---------- Entries shown

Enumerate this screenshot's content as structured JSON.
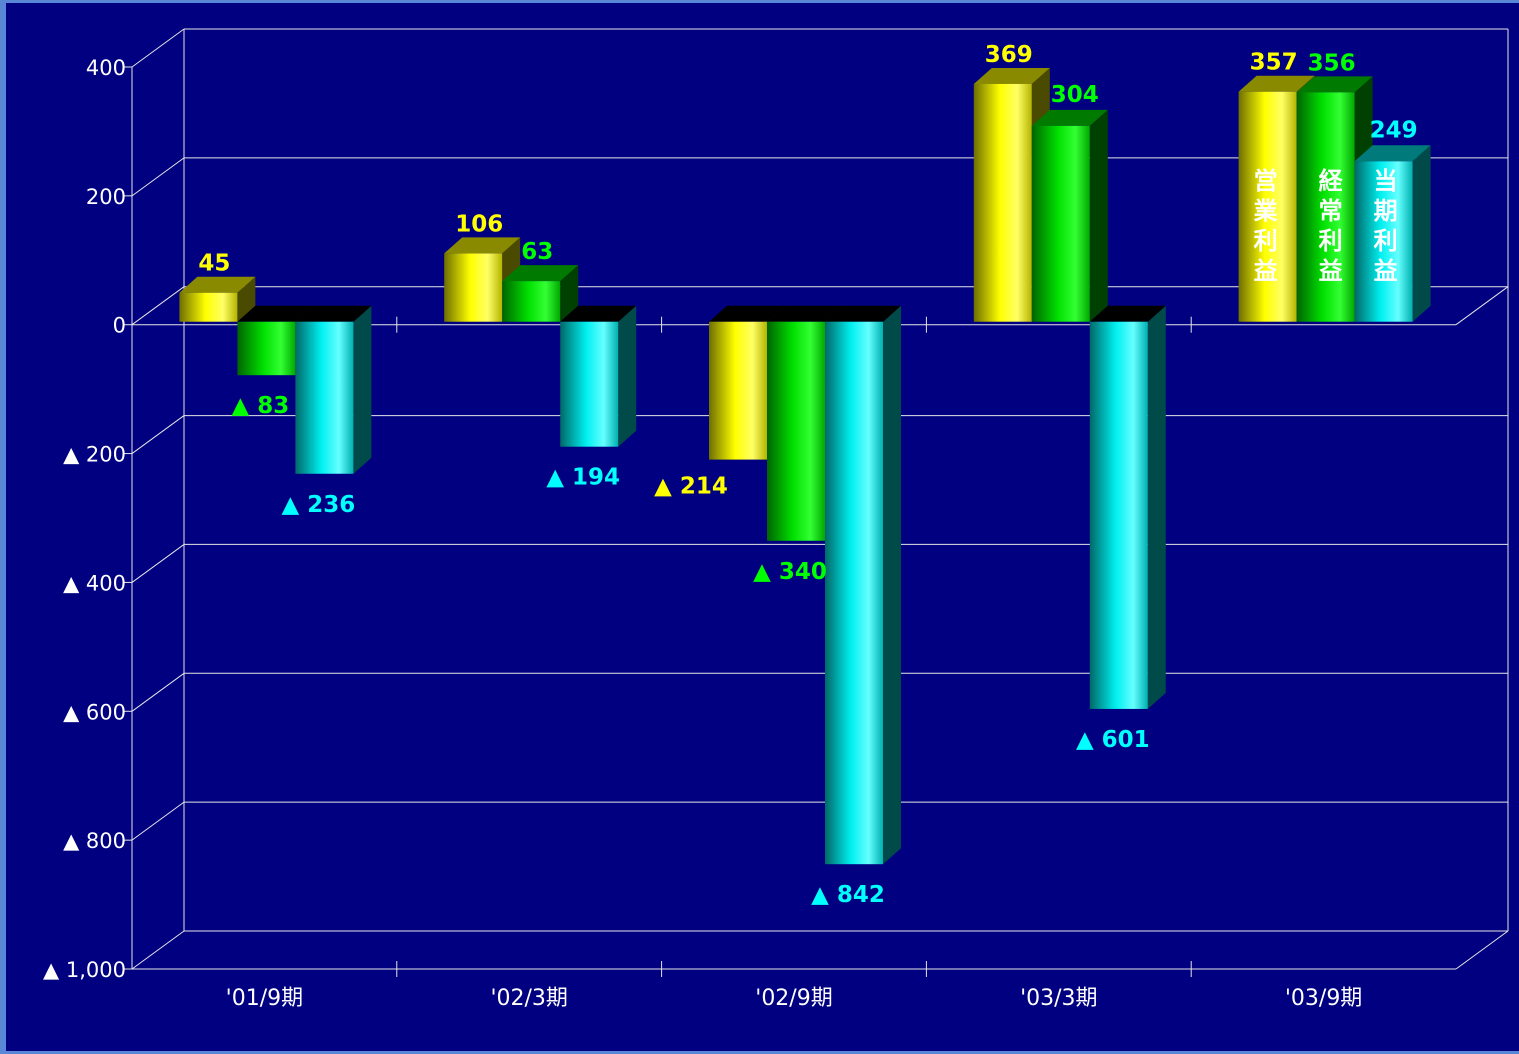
{
  "chart_data": {
    "type": "bar",
    "categories": [
      "'01/9期",
      "'02/3期",
      "'02/9期",
      "'03/3期",
      "'03/9期"
    ],
    "series": [
      {
        "name": "営業利益",
        "values": [
          45,
          106,
          -214,
          369,
          357
        ],
        "color": "#ffff00"
      },
      {
        "name": "経常利益",
        "values": [
          -83,
          63,
          -340,
          304,
          356
        ],
        "color": "#00ff00"
      },
      {
        "name": "当期利益",
        "values": [
          -236,
          -194,
          -842,
          -601,
          249
        ],
        "color": "#00ffff"
      }
    ],
    "data_labels": [
      [
        "45",
        "▲ 83",
        "▲ 236"
      ],
      [
        "106",
        "63",
        "▲ 194"
      ],
      [
        "▲ 214",
        "▲ 340",
        "▲ 842"
      ],
      [
        "369",
        "304",
        "▲ 601"
      ],
      [
        "357",
        "356",
        "249"
      ]
    ],
    "ylim": [
      -1000,
      400
    ],
    "yticks": [
      400,
      200,
      0,
      -200,
      -400,
      -600,
      -800,
      -1000
    ],
    "ytick_labels": [
      "400",
      "200",
      "0",
      "▲ 200",
      "▲ 400",
      "▲ 600",
      "▲ 800",
      "▲ 1,000"
    ],
    "grid": true,
    "legend_style": "vertical text inside last group bars",
    "background": "#000080"
  }
}
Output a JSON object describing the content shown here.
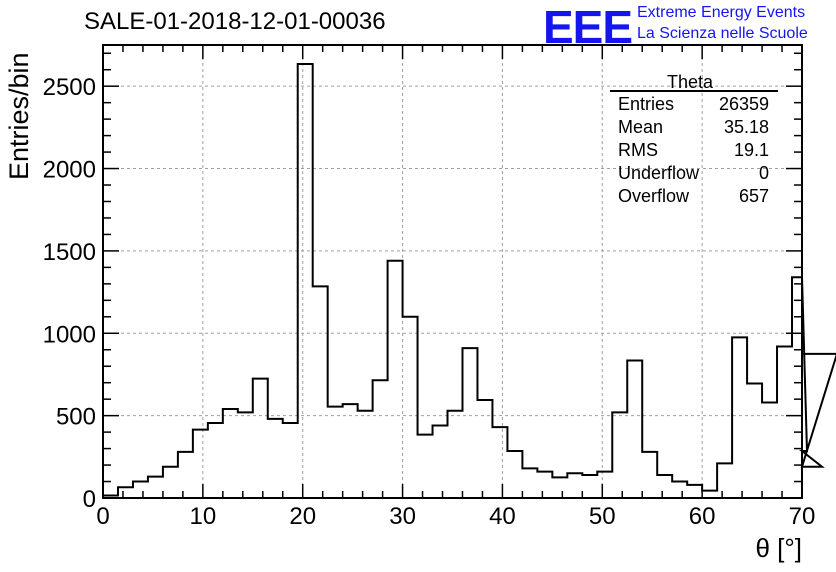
{
  "header": {
    "title": "SALE-01-2018-12-01-00036",
    "logo_text": "EEE",
    "logo_line1": "Extreme Energy Events",
    "logo_line2": "La Scienza nelle Scuole"
  },
  "stats_box": {
    "name": "Theta",
    "rows": [
      {
        "label": "Entries",
        "value": "26359"
      },
      {
        "label": "Mean",
        "value": "35.18"
      },
      {
        "label": "RMS",
        "value": "19.1"
      },
      {
        "label": "Underflow",
        "value": "0"
      },
      {
        "label": "Overflow",
        "value": "657"
      }
    ]
  },
  "chart_data": {
    "type": "bar",
    "style": "step-histogram",
    "xlabel": "θ [°]",
    "ylabel": "Entries/bin",
    "xlim": [
      0,
      70
    ],
    "ylim": [
      0,
      2750
    ],
    "grid": true,
    "bin_width": 1.5,
    "xticks": [
      0,
      10,
      20,
      30,
      40,
      50,
      60,
      70
    ],
    "yticks": [
      0,
      500,
      1000,
      1500,
      2000,
      2500
    ],
    "bin_edges_start": 0,
    "values": [
      15,
      65,
      100,
      130,
      190,
      280,
      415,
      455,
      540,
      520,
      725,
      480,
      455,
      2635,
      1285,
      555,
      570,
      530,
      715,
      1440,
      1100,
      385,
      440,
      530,
      910,
      595,
      430,
      285,
      180,
      160,
      125,
      150,
      140,
      160,
      520,
      835,
      280,
      140,
      100,
      80,
      45,
      210,
      975,
      695,
      580,
      920,
      1340,
      285,
      190,
      875
    ],
    "line_color": "#000000",
    "grid_color": "#a0a0a0"
  }
}
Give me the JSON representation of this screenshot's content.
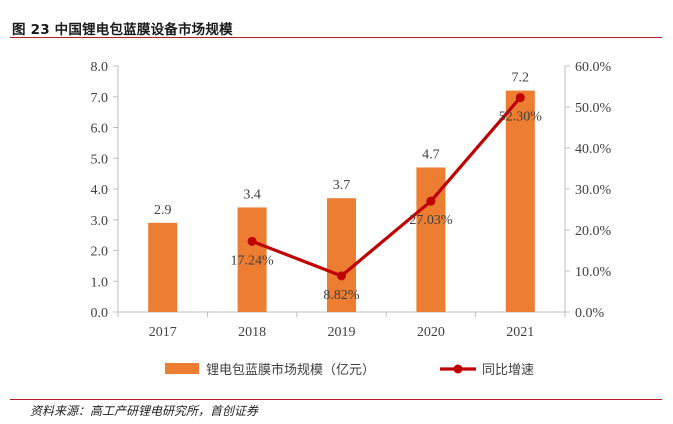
{
  "header": {
    "figure_title": "图 23  中国锂电包蓝膜设备市场规模"
  },
  "footer": {
    "source": "资料来源：高工产研锂电研究所，首创证券"
  },
  "colors": {
    "bar": "#ed7d31",
    "line": "#c00000",
    "axis": "#bfbfbf",
    "text": "#404040",
    "rule": "#b11f24"
  },
  "chart_data": {
    "type": "bar",
    "title": "中国锂电包蓝膜设备市场规模",
    "categories": [
      "2017",
      "2018",
      "2019",
      "2020",
      "2021"
    ],
    "series": [
      {
        "name": "锂电包蓝膜市场规模（亿元）",
        "type": "bar",
        "axis": "left",
        "values": [
          2.9,
          3.4,
          3.7,
          4.7,
          7.2
        ],
        "labels": [
          "2.9",
          "3.4",
          "3.7",
          "4.7",
          "7.2"
        ]
      },
      {
        "name": "同比增速",
        "type": "line",
        "axis": "right",
        "values": [
          null,
          17.24,
          8.82,
          27.03,
          52.3
        ],
        "labels": [
          "",
          "17.24%",
          "8.82%",
          "27.03%",
          "52.30%"
        ]
      }
    ],
    "y_left": {
      "min": 0,
      "max": 8,
      "step": 1,
      "tick_labels": [
        "0.0",
        "1.0",
        "2.0",
        "3.0",
        "4.0",
        "5.0",
        "6.0",
        "7.0",
        "8.0"
      ]
    },
    "y_right": {
      "min": 0,
      "max": 60,
      "step": 10,
      "tick_labels": [
        "0.0%",
        "10.0%",
        "20.0%",
        "30.0%",
        "40.0%",
        "50.0%",
        "60.0%"
      ]
    },
    "xlabel": "",
    "ylabel": "",
    "grid": false,
    "legend_position": "bottom"
  }
}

--------------------

**Exercise requirements**
Copy every entry exactly as written. Pictures are excluded.

**Output below**
Enumerate this screenshot's content as structured JSON.
{
  "chart_data": {
    "type": "bar",
    "categories": [
      "'01/9期",
      "'02/3期",
      "'02/9期",
      "'03/3期",
      "'03/9期"
    ],
    "series": [
      {
        "name": "営業利益",
        "values": [
          45,
          106,
          -214,
          369,
          357
        ],
        "color": "#ffff00"
      },
      {
        "name": "経常利益",
        "values": [
          -83,
          63,
          -340,
          304,
          356
        ],
        "color": "#00ff00"
      },
      {
        "name": "当期利益",
        "values": [
          -236,
          -194,
          -842,
          -601,
          249
        ],
        "color": "#00ffff"
      }
    ],
    "data_labels": [
      [
        "45",
        "▲ 83",
        "▲ 236"
      ],
      [
        "106",
        "63",
        "▲ 194"
      ],
      [
        "▲ 214",
        "▲ 340",
        "▲ 842"
      ],
      [
        "369",
        "304",
        "▲ 601"
      ],
      [
        "357",
        "356",
        "249"
      ]
    ],
    "ylim": [
      -1000,
      400
    ],
    "yticks": [
      400,
      200,
      0,
      -200,
      -400,
      -600,
      -800,
      -1000
    ],
    "ytick_labels": [
      "400",
      "200",
      "0",
      "▲ 200",
      "▲ 400",
      "▲ 600",
      "▲ 800",
      "▲ 1,000"
    ],
    "grid": true,
    "legend_style": "vertical text inside last group bars",
    "background": "#000080"
  }
}
Output a JSON object describing the content shown here.
{
  "header": {
    "title": "SALE-01-2018-12-01-00036",
    "logo_text": "EEE",
    "logo_line1": "Extreme Energy Events",
    "logo_line2": "La Scienza nelle Scuole"
  },
  "stats_box": {
    "name": "Theta",
    "rows": [
      {
        "label": "Entries",
        "value": "26359"
      },
      {
        "label": "Mean",
        "value": "35.18"
      },
      {
        "label": "RMS",
        "value": "19.1"
      },
      {
        "label": "Underflow",
        "value": "0"
      },
      {
        "label": "Overflow",
        "value": "657"
      }
    ]
  },
  "chart_data": {
    "type": "bar",
    "style": "step-histogram",
    "xlabel": "θ [°]",
    "ylabel": "Entries/bin",
    "xlim": [
      0,
      70
    ],
    "ylim": [
      0,
      2750
    ],
    "grid": true,
    "bin_width": 1.5,
    "xticks": [
      0,
      10,
      20,
      30,
      40,
      50,
      60,
      70
    ],
    "yticks": [
      0,
      500,
      1000,
      1500,
      2000,
      2500
    ],
    "bin_edges_start": 0,
    "values": [
      15,
      65,
      100,
      130,
      190,
      280,
      415,
      455,
      540,
      520,
      725,
      480,
      455,
      2635,
      1285,
      555,
      570,
      530,
      715,
      1440,
      1100,
      385,
      440,
      530,
      910,
      595,
      430,
      285,
      180,
      160,
      125,
      150,
      140,
      160,
      520,
      835,
      280,
      140,
      100,
      80,
      45,
      210,
      975,
      695,
      580,
      920,
      1340,
      285,
      190,
      875
    ],
    "line_color": "#000000",
    "grid_color": "#a0a0a0"
  }
}
Give me the JSON representation of this screenshot's content.
{
  "header": {
    "figure_title": "图 23  中国锂电包蓝膜设备市场规模"
  },
  "footer": {
    "source": "资料来源：高工产研锂电研究所，首创证券"
  },
  "colors": {
    "bar": "#ed7d31",
    "line": "#c00000",
    "axis": "#bfbfbf",
    "text": "#404040",
    "rule": "#b11f24"
  },
  "chart_data": {
    "type": "bar",
    "title": "中国锂电包蓝膜设备市场规模",
    "categories": [
      "2017",
      "2018",
      "2019",
      "2020",
      "2021"
    ],
    "series": [
      {
        "name": "锂电包蓝膜市场规模（亿元）",
        "type": "bar",
        "axis": "left",
        "values": [
          2.9,
          3.4,
          3.7,
          4.7,
          7.2
        ],
        "labels": [
          "2.9",
          "3.4",
          "3.7",
          "4.7",
          "7.2"
        ]
      },
      {
        "name": "同比增速",
        "type": "line",
        "axis": "right",
        "values": [
          null,
          17.24,
          8.82,
          27.03,
          52.3
        ],
        "labels": [
          "",
          "17.24%",
          "8.82%",
          "27.03%",
          "52.30%"
        ]
      }
    ],
    "y_left": {
      "min": 0,
      "max": 8,
      "step": 1,
      "tick_labels": [
        "0.0",
        "1.0",
        "2.0",
        "3.0",
        "4.0",
        "5.0",
        "6.0",
        "7.0",
        "8.0"
      ]
    },
    "y_right": {
      "min": 0,
      "max": 60,
      "step": 10,
      "tick_labels": [
        "0.0%",
        "10.0%",
        "20.0%",
        "30.0%",
        "40.0%",
        "50.0%",
        "60.0%"
      ]
    },
    "xlabel": "",
    "ylabel": "",
    "grid": false,
    "legend_position": "bottom"
  }
}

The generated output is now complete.